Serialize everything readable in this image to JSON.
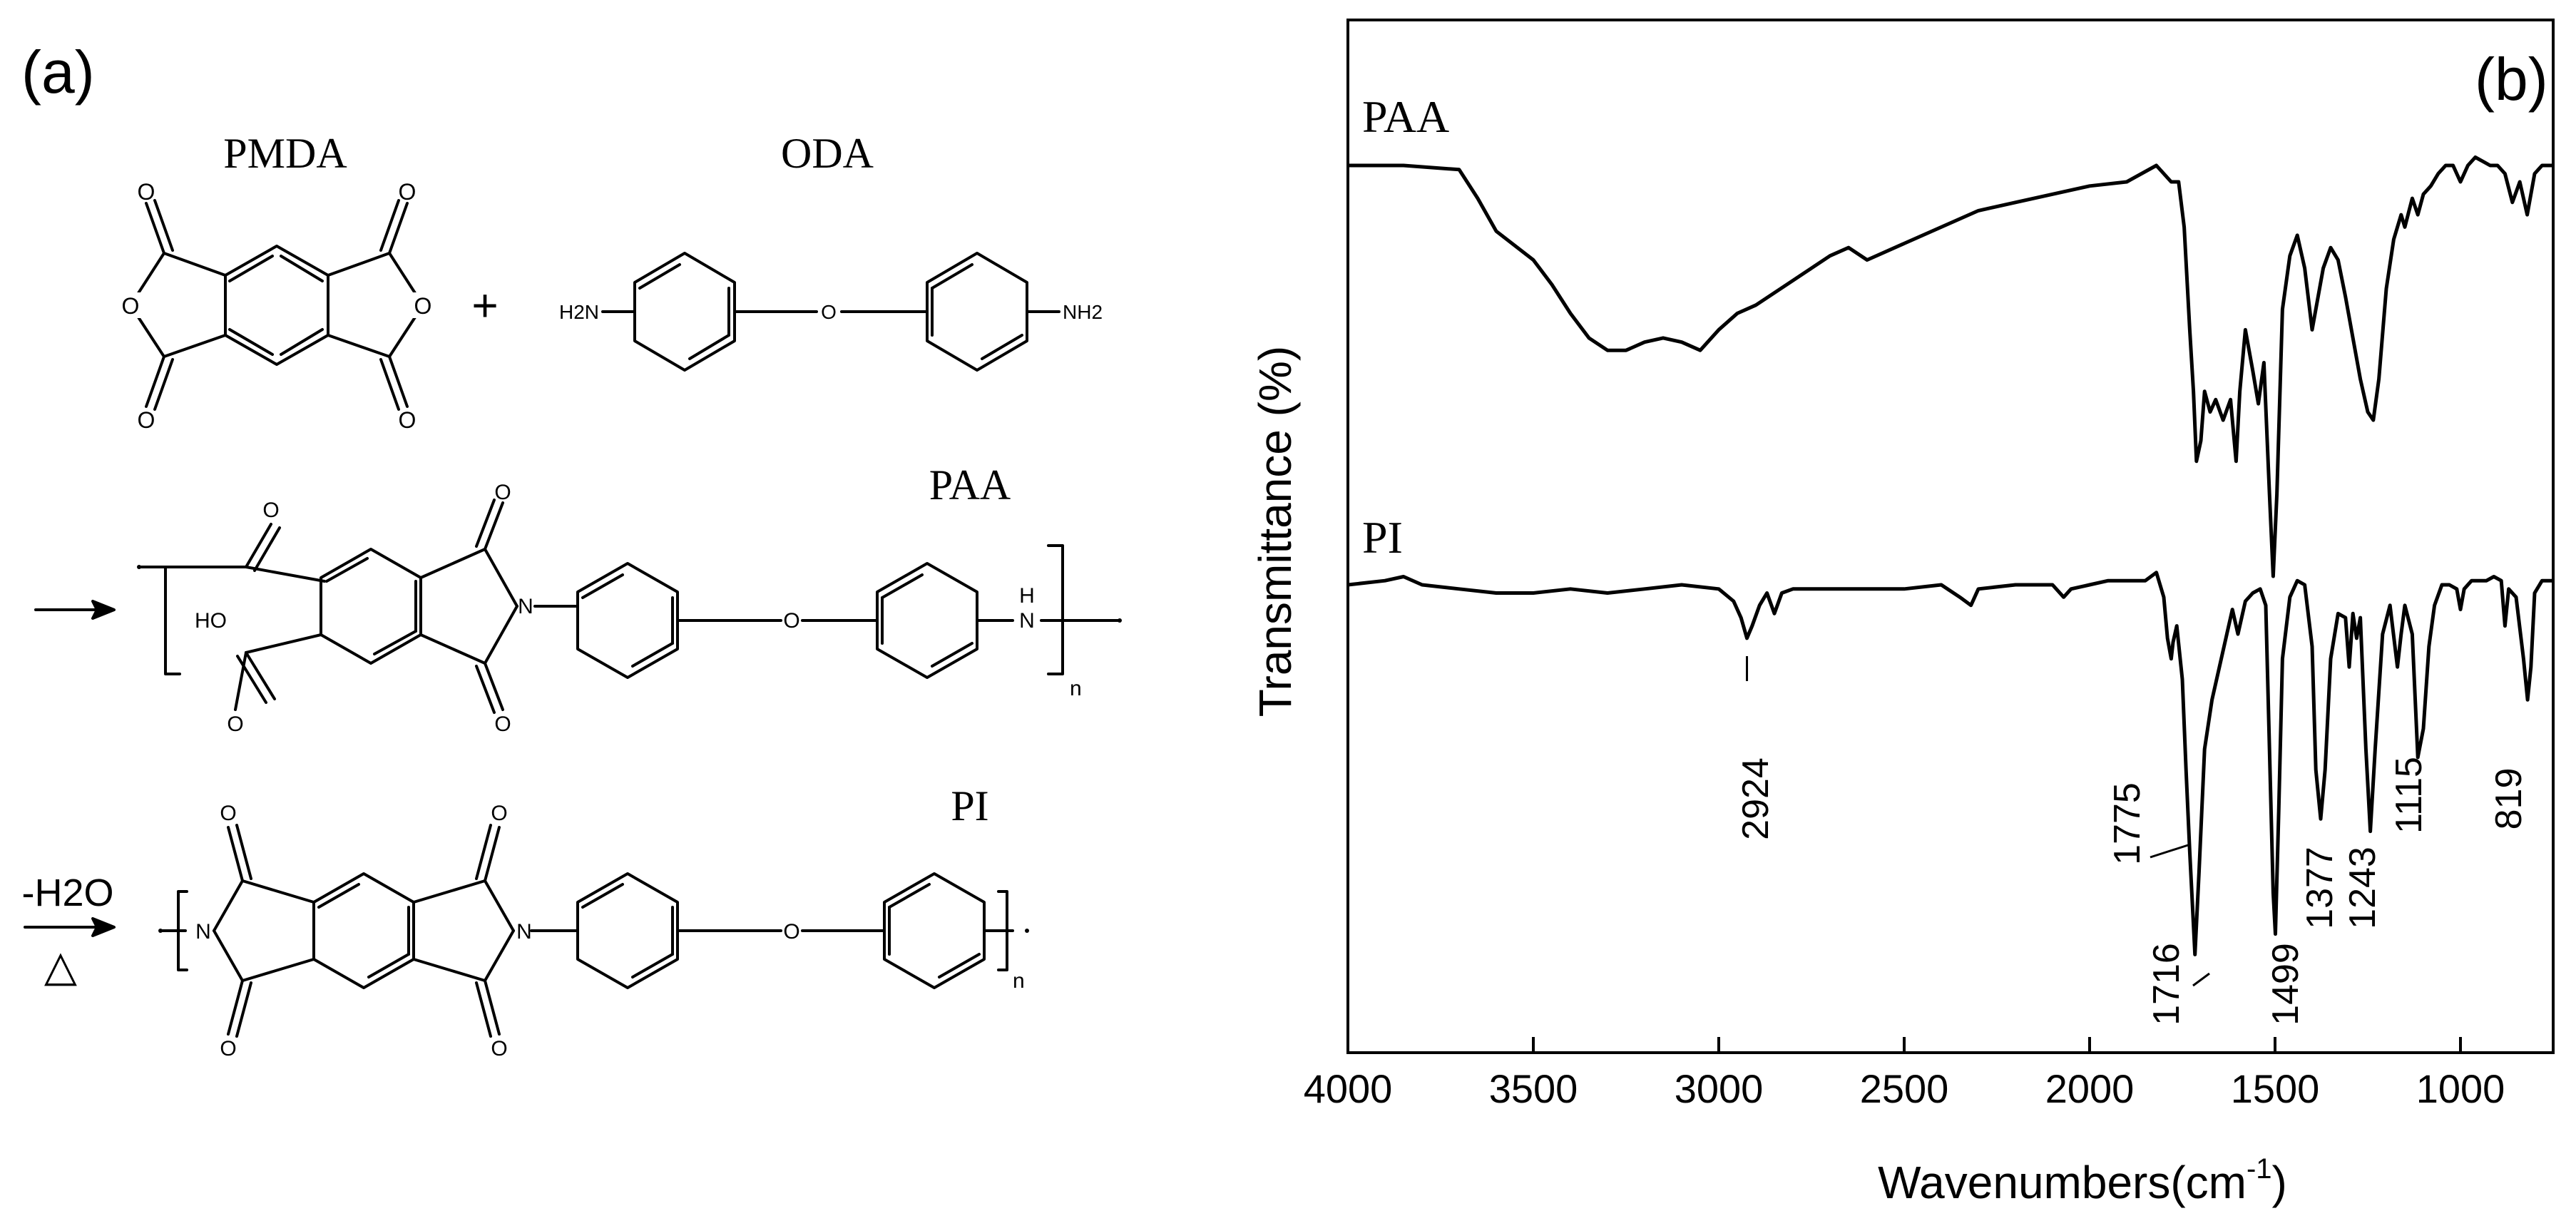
{
  "panel_a": {
    "label": "(a)",
    "reactants": {
      "left": {
        "name": "PMDA"
      },
      "right": {
        "name": "ODA",
        "amine_left": "H2N",
        "amine_right": "NH2"
      },
      "plus": "+"
    },
    "paa_step": {
      "name": "PAA",
      "oh_group": "HO",
      "nh_group": "H",
      "n_label": "n"
    },
    "pi_step": {
      "name": "PI",
      "condition_top": "-H2O",
      "condition_bottom": "△",
      "n_label": "n"
    },
    "atoms": {
      "o": "O",
      "n": "N"
    }
  },
  "chart_data": {
    "type": "line",
    "panel_label": "(b)",
    "xlabel": "Wavenumbers(cm",
    "xlabel_sup": "-1",
    "xlabel_close": ")",
    "ylabel": "Transmittance (%)",
    "xlim": [
      4000,
      750
    ],
    "x_ticks": [
      4000,
      3500,
      3000,
      2500,
      2000,
      1500,
      1000
    ],
    "y_ticks_shown": false,
    "series": [
      {
        "name": "PAA",
        "color": "#000000",
        "points": [
          [
            4000,
            100
          ],
          [
            3850,
            100
          ],
          [
            3700,
            99
          ],
          [
            3650,
            92
          ],
          [
            3600,
            84
          ],
          [
            3500,
            77
          ],
          [
            3450,
            71
          ],
          [
            3400,
            64
          ],
          [
            3350,
            58
          ],
          [
            3300,
            55
          ],
          [
            3250,
            55
          ],
          [
            3200,
            57
          ],
          [
            3150,
            58
          ],
          [
            3100,
            57
          ],
          [
            3050,
            55
          ],
          [
            3000,
            60
          ],
          [
            2950,
            64
          ],
          [
            2900,
            66
          ],
          [
            2800,
            72
          ],
          [
            2700,
            78
          ],
          [
            2650,
            80
          ],
          [
            2600,
            77
          ],
          [
            2500,
            81
          ],
          [
            2400,
            85
          ],
          [
            2300,
            89
          ],
          [
            2200,
            91
          ],
          [
            2100,
            93
          ],
          [
            2000,
            95
          ],
          [
            1900,
            96
          ],
          [
            1820,
            100
          ],
          [
            1780,
            96
          ],
          [
            1760,
            96
          ],
          [
            1745,
            85
          ],
          [
            1730,
            60
          ],
          [
            1720,
            45
          ],
          [
            1712,
            28
          ],
          [
            1700,
            33
          ],
          [
            1690,
            45
          ],
          [
            1675,
            40
          ],
          [
            1660,
            43
          ],
          [
            1640,
            38
          ],
          [
            1620,
            43
          ],
          [
            1605,
            28
          ],
          [
            1595,
            45
          ],
          [
            1580,
            60
          ],
          [
            1560,
            50
          ],
          [
            1545,
            42
          ],
          [
            1530,
            52
          ],
          [
            1515,
            20
          ],
          [
            1505,
            0
          ],
          [
            1495,
            20
          ],
          [
            1480,
            65
          ],
          [
            1460,
            78
          ],
          [
            1440,
            83
          ],
          [
            1420,
            75
          ],
          [
            1400,
            60
          ],
          [
            1390,
            65
          ],
          [
            1370,
            75
          ],
          [
            1350,
            80
          ],
          [
            1330,
            77
          ],
          [
            1310,
            68
          ],
          [
            1290,
            58
          ],
          [
            1270,
            48
          ],
          [
            1250,
            40
          ],
          [
            1235,
            38
          ],
          [
            1220,
            48
          ],
          [
            1200,
            70
          ],
          [
            1180,
            82
          ],
          [
            1160,
            88
          ],
          [
            1150,
            85
          ],
          [
            1130,
            92
          ],
          [
            1115,
            88
          ],
          [
            1100,
            93
          ],
          [
            1080,
            95
          ],
          [
            1060,
            98
          ],
          [
            1040,
            100
          ],
          [
            1020,
            100
          ],
          [
            1000,
            96
          ],
          [
            980,
            100
          ],
          [
            960,
            102
          ],
          [
            940,
            101
          ],
          [
            920,
            100
          ],
          [
            900,
            100
          ],
          [
            880,
            98
          ],
          [
            860,
            91
          ],
          [
            840,
            96
          ],
          [
            820,
            88
          ],
          [
            800,
            98
          ],
          [
            780,
            100
          ],
          [
            750,
            100
          ]
        ]
      },
      {
        "name": "PI",
        "color": "#000000",
        "points": [
          [
            4000,
            100
          ],
          [
            3900,
            101
          ],
          [
            3850,
            102
          ],
          [
            3800,
            100
          ],
          [
            3700,
            99
          ],
          [
            3600,
            98
          ],
          [
            3500,
            98
          ],
          [
            3400,
            99
          ],
          [
            3300,
            98
          ],
          [
            3200,
            99
          ],
          [
            3100,
            100
          ],
          [
            3000,
            99
          ],
          [
            2960,
            96
          ],
          [
            2940,
            92
          ],
          [
            2924,
            87
          ],
          [
            2910,
            90
          ],
          [
            2890,
            95
          ],
          [
            2870,
            98
          ],
          [
            2850,
            93
          ],
          [
            2830,
            98
          ],
          [
            2800,
            99
          ],
          [
            2700,
            99
          ],
          [
            2600,
            99
          ],
          [
            2500,
            99
          ],
          [
            2400,
            100
          ],
          [
            2350,
            97
          ],
          [
            2320,
            95
          ],
          [
            2300,
            99
          ],
          [
            2200,
            100
          ],
          [
            2100,
            100
          ],
          [
            2070,
            97
          ],
          [
            2050,
            99
          ],
          [
            2000,
            100
          ],
          [
            1950,
            101
          ],
          [
            1900,
            101
          ],
          [
            1850,
            101
          ],
          [
            1820,
            103
          ],
          [
            1800,
            97
          ],
          [
            1790,
            87
          ],
          [
            1780,
            82
          ],
          [
            1775,
            86
          ],
          [
            1765,
            90
          ],
          [
            1750,
            77
          ],
          [
            1740,
            55
          ],
          [
            1730,
            35
          ],
          [
            1716,
            10
          ],
          [
            1705,
            30
          ],
          [
            1690,
            60
          ],
          [
            1670,
            72
          ],
          [
            1650,
            80
          ],
          [
            1630,
            88
          ],
          [
            1615,
            94
          ],
          [
            1600,
            88
          ],
          [
            1580,
            96
          ],
          [
            1560,
            98
          ],
          [
            1540,
            99
          ],
          [
            1525,
            95
          ],
          [
            1515,
            60
          ],
          [
            1505,
            25
          ],
          [
            1499,
            15
          ],
          [
            1490,
            45
          ],
          [
            1480,
            82
          ],
          [
            1460,
            97
          ],
          [
            1440,
            101
          ],
          [
            1420,
            100
          ],
          [
            1400,
            85
          ],
          [
            1390,
            55
          ],
          [
            1377,
            43
          ],
          [
            1365,
            55
          ],
          [
            1350,
            82
          ],
          [
            1330,
            93
          ],
          [
            1310,
            92
          ],
          [
            1300,
            80
          ],
          [
            1290,
            93
          ],
          [
            1280,
            87
          ],
          [
            1270,
            92
          ],
          [
            1255,
            60
          ],
          [
            1243,
            40
          ],
          [
            1230,
            60
          ],
          [
            1210,
            88
          ],
          [
            1190,
            95
          ],
          [
            1170,
            80
          ],
          [
            1160,
            88
          ],
          [
            1150,
            95
          ],
          [
            1130,
            88
          ],
          [
            1115,
            58
          ],
          [
            1100,
            65
          ],
          [
            1085,
            85
          ],
          [
            1070,
            95
          ],
          [
            1050,
            100
          ],
          [
            1030,
            100
          ],
          [
            1010,
            99
          ],
          [
            1000,
            94
          ],
          [
            990,
            99
          ],
          [
            970,
            101
          ],
          [
            950,
            101
          ],
          [
            930,
            101
          ],
          [
            910,
            102
          ],
          [
            890,
            101
          ],
          [
            880,
            90
          ],
          [
            870,
            99
          ],
          [
            850,
            97
          ],
          [
            830,
            82
          ],
          [
            819,
            72
          ],
          [
            810,
            80
          ],
          [
            800,
            98
          ],
          [
            780,
            101
          ],
          [
            750,
            101
          ]
        ]
      }
    ],
    "annotations": [
      "2924",
      "1775",
      "1716",
      "1499",
      "1377",
      "1243",
      "1115",
      "819"
    ]
  }
}
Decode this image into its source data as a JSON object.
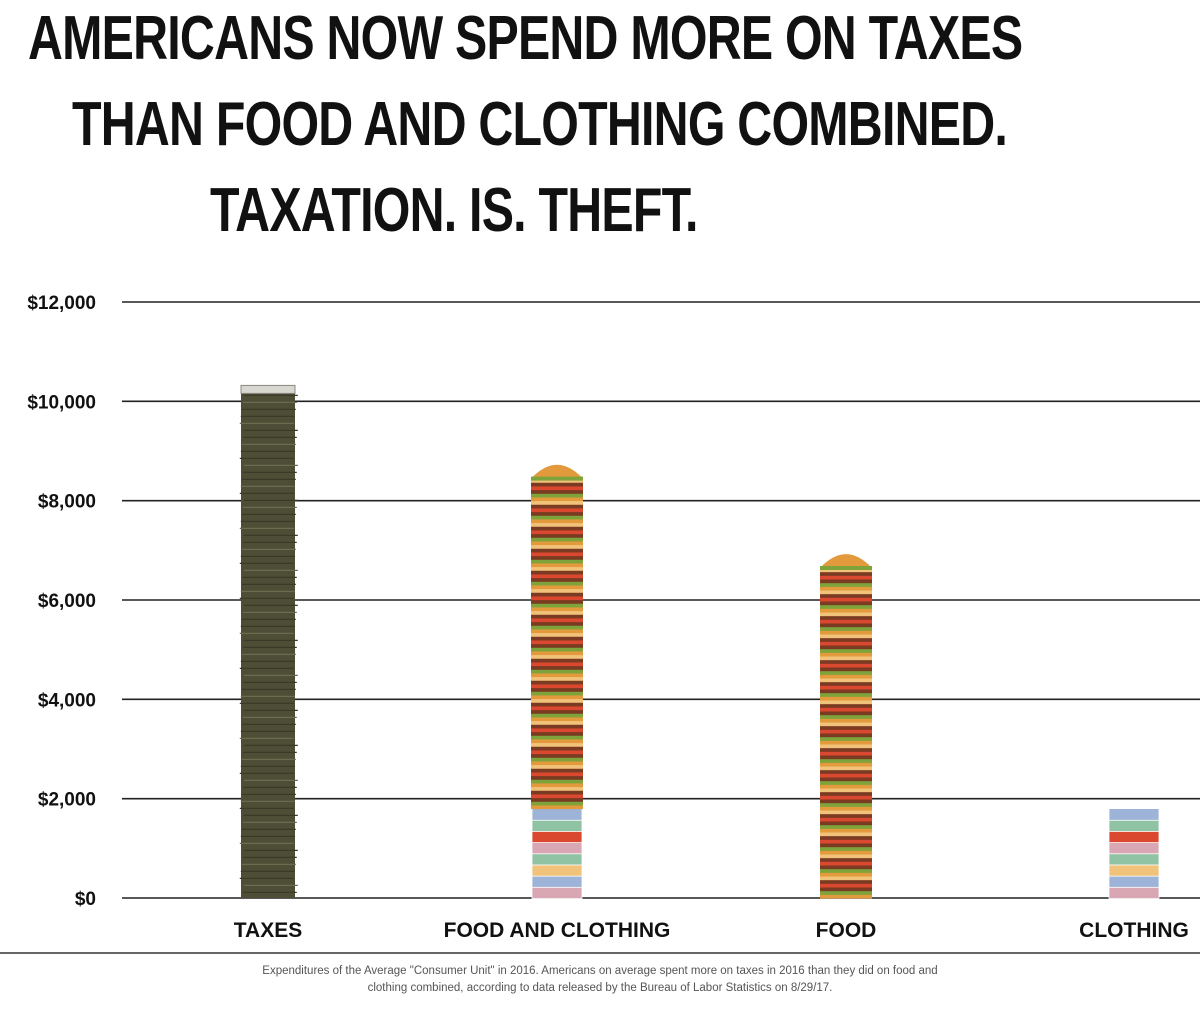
{
  "title_lines": [
    "AMERICANS NOW SPEND MORE ON TAXES",
    "THAN FOOD AND CLOTHING COMBINED.",
    "TAXATION.  IS.  THEFT."
  ],
  "footnote_lines": [
    "Expenditures of the Average \"Consumer Unit\" in 2016. Americans on average spent more on taxes in 2016 than they did on food and",
    "clothing combined, according to data released by the Bureau of Labor Statistics on 8/29/17."
  ],
  "colors": {
    "money": "#4e4e36",
    "money_light": "#6b6b50",
    "bun": "#e39a3c",
    "bun_light": "#f1c27a",
    "patty": "#7a3b22",
    "lettuce": "#7ea33a",
    "tomato": "#d9482f",
    "cloth_green": "#8fc3a3",
    "cloth_pink": "#d9a6b3",
    "cloth_blue": "#9db4d8",
    "grid": "#222222"
  },
  "chart_data": {
    "type": "bar",
    "title": "AMERICANS NOW SPEND MORE ON TAXES THAN FOOD AND CLOTHING COMBINED. TAXATION. IS. THEFT.",
    "xlabel": "",
    "ylabel": "",
    "ylim": [
      0,
      12000
    ],
    "yticks": [
      0,
      2000,
      4000,
      6000,
      8000,
      10000,
      12000
    ],
    "ytick_labels": [
      "$0",
      "$2,000",
      "$4,000",
      "$6,000",
      "$8,000",
      "$10,000",
      "$12,000"
    ],
    "grid": true,
    "categories": [
      "TAXES",
      "FOOD AND CLOTHING",
      "FOOD",
      "CLOTHING"
    ],
    "values": [
      10200,
      8800,
      7000,
      1800
    ],
    "bar_styles": [
      "money",
      "food+clothing",
      "food",
      "clothing"
    ]
  }
}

What you will do: Locate the line containing "Decode this image" in the records above, then output it and every line after it through the last, excluding pictures.

Full answer:
Decode this image into its source data as a JSON object.
{
  "title_lines": [
    "AMERICANS NOW SPEND MORE ON TAXES",
    "THAN FOOD AND CLOTHING COMBINED.",
    "TAXATION.  IS.  THEFT."
  ],
  "footnote_lines": [
    "Expenditures of the Average \"Consumer Unit\" in 2016. Americans on average spent more on taxes in 2016 than they did on food and",
    "clothing combined, according to data released by the Bureau of Labor Statistics on 8/29/17."
  ],
  "colors": {
    "money": "#4e4e36",
    "money_light": "#6b6b50",
    "bun": "#e39a3c",
    "bun_light": "#f1c27a",
    "patty": "#7a3b22",
    "lettuce": "#7ea33a",
    "tomato": "#d9482f",
    "cloth_green": "#8fc3a3",
    "cloth_pink": "#d9a6b3",
    "cloth_blue": "#9db4d8",
    "grid": "#222222"
  },
  "chart_data": {
    "type": "bar",
    "title": "AMERICANS NOW SPEND MORE ON TAXES THAN FOOD AND CLOTHING COMBINED. TAXATION. IS. THEFT.",
    "xlabel": "",
    "ylabel": "",
    "ylim": [
      0,
      12000
    ],
    "yticks": [
      0,
      2000,
      4000,
      6000,
      8000,
      10000,
      12000
    ],
    "ytick_labels": [
      "$0",
      "$2,000",
      "$4,000",
      "$6,000",
      "$8,000",
      "$10,000",
      "$12,000"
    ],
    "grid": true,
    "categories": [
      "TAXES",
      "FOOD AND CLOTHING",
      "FOOD",
      "CLOTHING"
    ],
    "values": [
      10200,
      8800,
      7000,
      1800
    ],
    "bar_styles": [
      "money",
      "food+clothing",
      "food",
      "clothing"
    ]
  }
}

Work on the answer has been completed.